» **The problem**
Print each line of the listing once more, precisely as given.
*****
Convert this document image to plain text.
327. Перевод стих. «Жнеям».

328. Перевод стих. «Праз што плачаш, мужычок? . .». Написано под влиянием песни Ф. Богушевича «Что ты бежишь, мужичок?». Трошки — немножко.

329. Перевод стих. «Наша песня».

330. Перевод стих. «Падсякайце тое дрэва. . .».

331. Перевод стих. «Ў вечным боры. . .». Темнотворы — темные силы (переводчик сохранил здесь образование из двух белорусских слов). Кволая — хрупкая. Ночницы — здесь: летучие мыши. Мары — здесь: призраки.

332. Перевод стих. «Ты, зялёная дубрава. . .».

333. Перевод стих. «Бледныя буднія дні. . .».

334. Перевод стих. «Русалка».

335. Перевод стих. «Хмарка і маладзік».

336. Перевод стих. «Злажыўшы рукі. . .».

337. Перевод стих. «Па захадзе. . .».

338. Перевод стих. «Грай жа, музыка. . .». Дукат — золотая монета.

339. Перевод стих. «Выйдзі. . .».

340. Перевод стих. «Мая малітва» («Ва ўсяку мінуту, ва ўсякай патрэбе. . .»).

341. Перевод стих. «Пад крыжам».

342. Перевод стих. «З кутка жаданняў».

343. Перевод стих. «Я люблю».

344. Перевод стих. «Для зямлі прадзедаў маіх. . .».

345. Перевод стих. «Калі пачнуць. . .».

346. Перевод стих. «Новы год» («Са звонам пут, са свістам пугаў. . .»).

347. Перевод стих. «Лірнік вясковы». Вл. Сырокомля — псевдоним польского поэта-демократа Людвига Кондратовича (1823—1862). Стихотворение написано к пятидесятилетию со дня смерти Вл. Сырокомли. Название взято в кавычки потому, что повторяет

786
*****
» **Result of this exercise**
Convert this document image to plain text.
327. Перевод стих. «Жнеям».

328. Перевод стих. «Праз што плачаш, мужычок? . .». Написано под влиянием песни Ф. Богушевича «Что ты бежишь, мужичок?». Трошки — немножко.

329. Перевод стих. «Наша песня».

330. Перевод стих. «Падсякайце тое дрэва. . .».

331. Перевод стих. «Ў вечным боры. . .». Темнотворы — темные силы (переводчик сохранил здесь образование из двух белорусских слов). Кволая — хрупкая. Ночницы — здесь: летучие мыши. Мары — здесь: призраки.

332. Перевод стих. «Ты, зялёная дубрава. . .».

333. Перевод стих. «Бледныя буднія дні. . .».

334. Перевод стих. «Русалка».

335. Перевод стих. «Хмарка і маладзік».

336. Перевод стих. «Злажыўшы рукі. . .».

337. Перевод стих. «Па захадзе. . .».

338. Перевод стих. «Грай жа, музыка. . .». Дукат — золотая монета.

339. Перевод стих. «Выйдзі. . .».

340. Перевод стих. «Мая малітва» («Ва ўсяку мінуту, ва ўсякай патрэбе. . .»).

341. Перевод стих. «Пад крыжам».

342. Перевод стих. «З кутка жаданняў».

343. Перевод стих. «Я люблю».

344. Перевод стих. «Для зямлі прадзедаў маіх. . .».

345. Перевод стих. «Калі пачнуць. . .».

346. Перевод стих. «Новы год» («Са звонам пут, са свістам пугаў. . .»).

347. Перевод стих. «Лірнік вясковы». Вл. Сырокомля — псевдоним польского поэта-демократа Людвига Кондратовича (1823—1862). Стихотворение написано к пятидесятилетию со дня смерти Вл. Сырокомли. Название взято в кавычки потому, что повторяет

786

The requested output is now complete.